Problem details:
The listing below should be written out exactly; please include all of it.

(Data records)
-*-
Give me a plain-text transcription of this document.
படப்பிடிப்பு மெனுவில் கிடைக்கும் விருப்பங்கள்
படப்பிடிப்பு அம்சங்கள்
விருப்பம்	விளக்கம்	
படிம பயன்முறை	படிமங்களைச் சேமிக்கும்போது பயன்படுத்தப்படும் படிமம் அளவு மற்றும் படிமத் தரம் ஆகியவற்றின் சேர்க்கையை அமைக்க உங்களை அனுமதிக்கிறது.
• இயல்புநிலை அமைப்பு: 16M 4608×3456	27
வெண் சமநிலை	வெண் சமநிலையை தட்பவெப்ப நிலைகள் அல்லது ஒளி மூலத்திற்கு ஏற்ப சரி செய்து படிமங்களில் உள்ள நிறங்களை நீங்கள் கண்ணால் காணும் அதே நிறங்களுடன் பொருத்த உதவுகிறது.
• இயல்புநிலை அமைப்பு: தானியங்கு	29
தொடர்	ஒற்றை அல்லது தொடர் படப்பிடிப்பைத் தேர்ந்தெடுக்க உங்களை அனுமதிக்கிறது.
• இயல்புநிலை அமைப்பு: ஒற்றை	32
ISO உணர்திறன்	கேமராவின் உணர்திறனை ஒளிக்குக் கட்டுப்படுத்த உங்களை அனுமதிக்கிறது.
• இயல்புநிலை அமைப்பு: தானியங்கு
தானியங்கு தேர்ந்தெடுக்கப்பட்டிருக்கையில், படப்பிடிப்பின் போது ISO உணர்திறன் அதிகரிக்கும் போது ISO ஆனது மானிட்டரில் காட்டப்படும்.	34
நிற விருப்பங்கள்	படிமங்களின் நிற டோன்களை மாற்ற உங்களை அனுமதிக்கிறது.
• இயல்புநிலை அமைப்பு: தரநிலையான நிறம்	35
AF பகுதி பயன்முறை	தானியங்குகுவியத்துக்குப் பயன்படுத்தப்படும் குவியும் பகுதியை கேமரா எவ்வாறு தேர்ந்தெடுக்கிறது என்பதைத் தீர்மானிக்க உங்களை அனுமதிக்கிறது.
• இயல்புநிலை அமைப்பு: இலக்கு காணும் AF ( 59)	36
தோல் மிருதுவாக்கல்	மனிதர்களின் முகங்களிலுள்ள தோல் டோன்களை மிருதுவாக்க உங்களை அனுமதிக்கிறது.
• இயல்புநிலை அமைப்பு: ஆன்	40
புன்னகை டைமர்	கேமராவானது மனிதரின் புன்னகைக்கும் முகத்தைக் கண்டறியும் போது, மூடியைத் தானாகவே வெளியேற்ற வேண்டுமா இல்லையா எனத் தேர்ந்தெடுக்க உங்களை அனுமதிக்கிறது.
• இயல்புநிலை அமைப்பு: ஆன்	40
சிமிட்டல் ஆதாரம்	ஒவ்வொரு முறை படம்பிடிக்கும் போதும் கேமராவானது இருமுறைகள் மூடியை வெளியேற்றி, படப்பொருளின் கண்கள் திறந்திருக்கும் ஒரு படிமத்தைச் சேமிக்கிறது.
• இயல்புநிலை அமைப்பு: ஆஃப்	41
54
-*-
Output below:
Give me a plain-text transcription of this document.
படப்பிடிப்பு மெனுவில் கிடைக்கும் விருப்பங்கள்
படப்பிடிப்பு அம்சங்கள்
விருப்பம்	விளக்கம்	
படிம பயன்முறை	படிமங்களைச் சேமிக்கும்போது பயன்படுத்தப்படும் படிமம் அளவு மற்றும் படிமத் தரம் ஆகியவற்றின் சேர்க்கையை அமைக்க உங்களை அனுமதிக்கிறது.
• இயல்புநிலை அமைப்பு: 16M 4608×3456	27
வெண் சமநிலை	வெண் சமநிலையை தட்பவெப்ப நிலைகள் அல்லது ஒளி மூலத்திற்கு ஏற்ப சரி செய்து படிமங்களில் உள்ள நிறங்களை நீங்கள் கண்ணால் காணும் அதே நிறங்களுடன் பொருத்த உதவுகிறது.
• இயல்புநிலை அமைப்பு: தானியங்கு	29
தொடர்	ஒற்றை அல்லது தொடர் படப்பிடிப்பைத் தேர்ந்தெடுக்க உங்களை அனுமதிக்கிறது.
• இயல்புநிலை அமைப்பு: ஒற்றை	32
ISO உணர்திறன்	கேமராவின் உணர்திறனை ஒளிக்குக் கட்டுப்படுத்த உங்களை அனுமதிக்கிறது.
• இயல்புநிலை அமைப்பு: தானியங்கு
தானியங்கு தேர்ந்தெடுக்கப்பட்டிருக்கையில், படப்பிடிப்பின் போது ISO உணர்திறன் அதிகரிக்கும் போது ISO ஆனது மானிட்டரில் காட்டப்படும்.	34
நிற விருப்பங்கள்	படிமங்களின் நிற டோன்களை மாற்ற உங்களை அனுமதிக்கிறது.
• இயல்புநிலை அமைப்பு: தரநிலையான நிறம்	35
AF பகுதி பயன்முறை	தானியங்குகுவியத்துக்குப் பயன்படுத்தப்படும் குவியும் பகுதியை கேமரா எவ்வாறு தேர்ந்தெடுக்கிறது என்பதைத் தீர்மானிக்க உங்களை அனுமதிக்கிறது.
• இயல்புநிலை அமைப்பு: இலக்கு காணும் AF ( 59)	36
தோல் மிருதுவாக்கல்	மனிதர்களின் முகங்களிலுள்ள தோல் டோன்களை மிருதுவாக்க உங்களை அனுமதிக்கிறது.
• இயல்புநிலை அமைப்பு: ஆன்	40
புன்னகை டைமர்	கேமராவானது மனிதரின் புன்னகைக்கும் முகத்தைக் கண்டறியும் போது, மூடியைத் தானாகவே வெளியேற்ற வேண்டுமா இல்லையா எனத் தேர்ந்தெடுக்க உங்களை அனுமதிக்கிறது.
• இயல்புநிலை அமைப்பு: ஆன்	40
சிமிட்டல் ஆதாரம்	ஒவ்வொரு முறை படம்பிடிக்கும் போதும் கேமராவானது இருமுறைகள் மூடியை வெளியேற்றி, படப்பொருளின் கண்கள் திறந்திருக்கும் ஒரு படிமத்தைச் சேமிக்கிறது.
• இயல்புநிலை அமைப்பு: ஆஃப்	41
54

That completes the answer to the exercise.